AIM OF THE TASK: Can you find the lines of the listing that include "cuối" and copy every one?

------ SUPPLIED DATA ------

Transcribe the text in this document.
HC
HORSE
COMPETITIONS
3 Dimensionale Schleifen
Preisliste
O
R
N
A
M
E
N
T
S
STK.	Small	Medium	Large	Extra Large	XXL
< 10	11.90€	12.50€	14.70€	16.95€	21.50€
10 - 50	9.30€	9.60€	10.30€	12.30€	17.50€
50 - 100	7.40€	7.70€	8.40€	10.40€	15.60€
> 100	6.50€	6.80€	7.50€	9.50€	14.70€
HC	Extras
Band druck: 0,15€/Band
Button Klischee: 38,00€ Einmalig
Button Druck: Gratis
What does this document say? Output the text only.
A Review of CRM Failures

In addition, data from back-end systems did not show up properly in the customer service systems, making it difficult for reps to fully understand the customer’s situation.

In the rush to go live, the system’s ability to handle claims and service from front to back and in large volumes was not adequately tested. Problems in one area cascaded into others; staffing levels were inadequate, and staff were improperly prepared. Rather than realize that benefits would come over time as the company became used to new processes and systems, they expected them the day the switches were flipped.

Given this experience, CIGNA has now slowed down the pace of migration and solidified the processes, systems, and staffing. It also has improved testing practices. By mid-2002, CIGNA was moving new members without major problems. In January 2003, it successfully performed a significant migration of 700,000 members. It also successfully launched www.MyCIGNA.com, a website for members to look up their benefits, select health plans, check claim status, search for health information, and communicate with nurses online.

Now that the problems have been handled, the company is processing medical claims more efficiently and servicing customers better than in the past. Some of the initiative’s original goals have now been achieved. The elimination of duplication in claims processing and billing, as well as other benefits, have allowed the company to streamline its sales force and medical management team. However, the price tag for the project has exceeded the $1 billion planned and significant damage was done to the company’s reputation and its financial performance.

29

------
------ SUPPLIED DATA ------

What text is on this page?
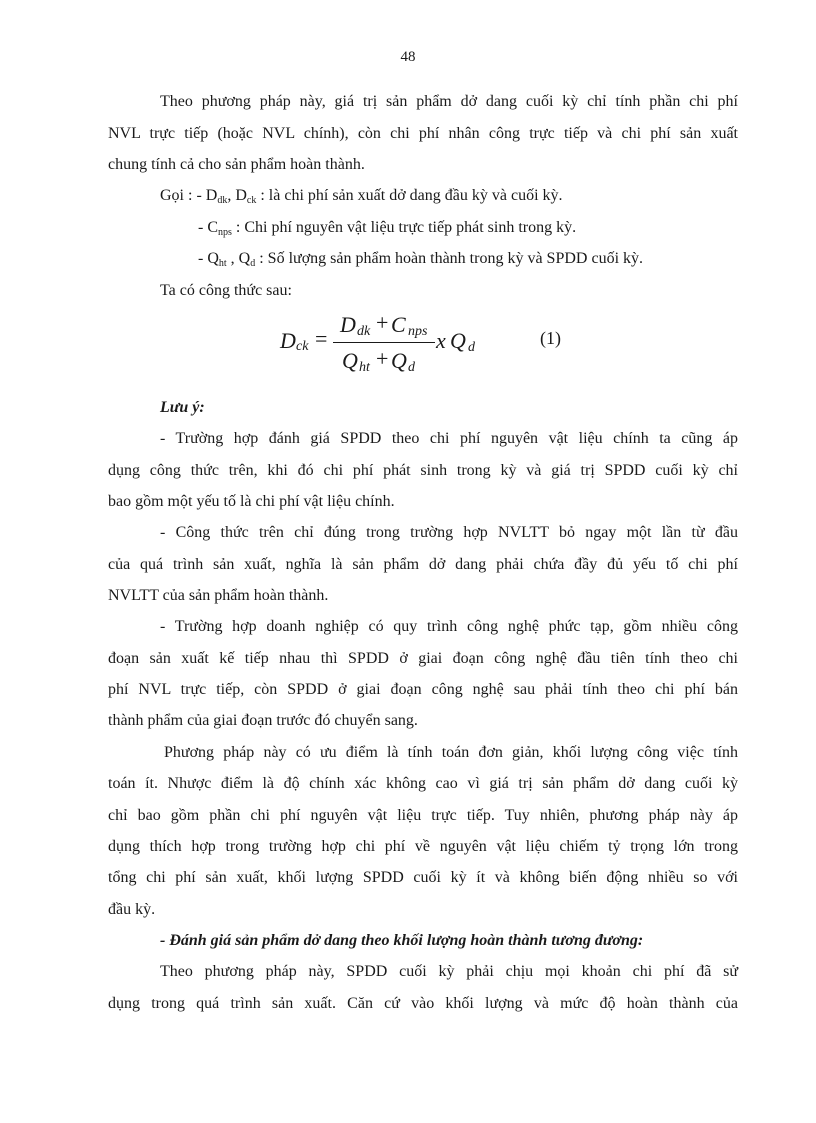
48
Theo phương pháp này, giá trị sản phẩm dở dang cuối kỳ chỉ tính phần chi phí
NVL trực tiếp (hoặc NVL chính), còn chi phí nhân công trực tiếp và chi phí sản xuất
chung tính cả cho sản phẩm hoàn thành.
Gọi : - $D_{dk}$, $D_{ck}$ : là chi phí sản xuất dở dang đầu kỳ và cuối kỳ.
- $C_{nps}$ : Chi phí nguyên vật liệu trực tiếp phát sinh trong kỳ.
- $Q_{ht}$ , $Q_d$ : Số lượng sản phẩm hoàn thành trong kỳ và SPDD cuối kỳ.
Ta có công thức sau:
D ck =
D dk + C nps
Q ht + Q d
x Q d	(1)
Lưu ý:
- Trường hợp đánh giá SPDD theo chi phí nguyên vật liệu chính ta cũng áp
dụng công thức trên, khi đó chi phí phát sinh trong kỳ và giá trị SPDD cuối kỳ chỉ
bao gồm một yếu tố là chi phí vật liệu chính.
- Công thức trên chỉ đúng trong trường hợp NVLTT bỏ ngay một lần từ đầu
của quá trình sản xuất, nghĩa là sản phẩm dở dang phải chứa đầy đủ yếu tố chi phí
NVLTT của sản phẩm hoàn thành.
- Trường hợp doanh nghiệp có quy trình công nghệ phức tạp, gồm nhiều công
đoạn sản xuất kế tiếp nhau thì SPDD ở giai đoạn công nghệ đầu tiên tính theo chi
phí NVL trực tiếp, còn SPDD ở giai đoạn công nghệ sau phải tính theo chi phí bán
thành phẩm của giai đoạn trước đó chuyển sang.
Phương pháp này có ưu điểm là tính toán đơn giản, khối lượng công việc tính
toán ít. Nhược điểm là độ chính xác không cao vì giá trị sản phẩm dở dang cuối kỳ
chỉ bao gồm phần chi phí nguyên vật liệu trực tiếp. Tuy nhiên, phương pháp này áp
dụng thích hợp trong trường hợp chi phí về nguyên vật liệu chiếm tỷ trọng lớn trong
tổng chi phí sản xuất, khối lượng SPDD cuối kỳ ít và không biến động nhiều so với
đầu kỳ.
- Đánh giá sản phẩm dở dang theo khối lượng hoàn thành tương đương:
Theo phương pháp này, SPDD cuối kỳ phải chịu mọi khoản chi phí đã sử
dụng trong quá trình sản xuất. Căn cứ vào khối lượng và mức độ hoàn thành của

------

CORRECT OUTPUT:
Theo phương pháp này, giá trị sản phẩm dở dang cuối kỳ chỉ tính phần chi phí
Gọi : - $D_{dk}$, $D_{ck}$ : là chi phí sản xuất dở dang đầu kỳ và cuối kỳ.
- $Q_{ht}$ , $Q_d$ : Số lượng sản phẩm hoàn thành trong kỳ và SPDD cuối kỳ.
dụng công thức trên, khi đó chi phí phát sinh trong kỳ và giá trị SPDD cuối kỳ chỉ
toán ít. Nhược điểm là độ chính xác không cao vì giá trị sản phẩm dở dang cuối kỳ
tổng chi phí sản xuất, khối lượng SPDD cuối kỳ ít và không biến động nhiều so với
Theo phương pháp này, SPDD cuối kỳ phải chịu mọi khoản chi phí đã sử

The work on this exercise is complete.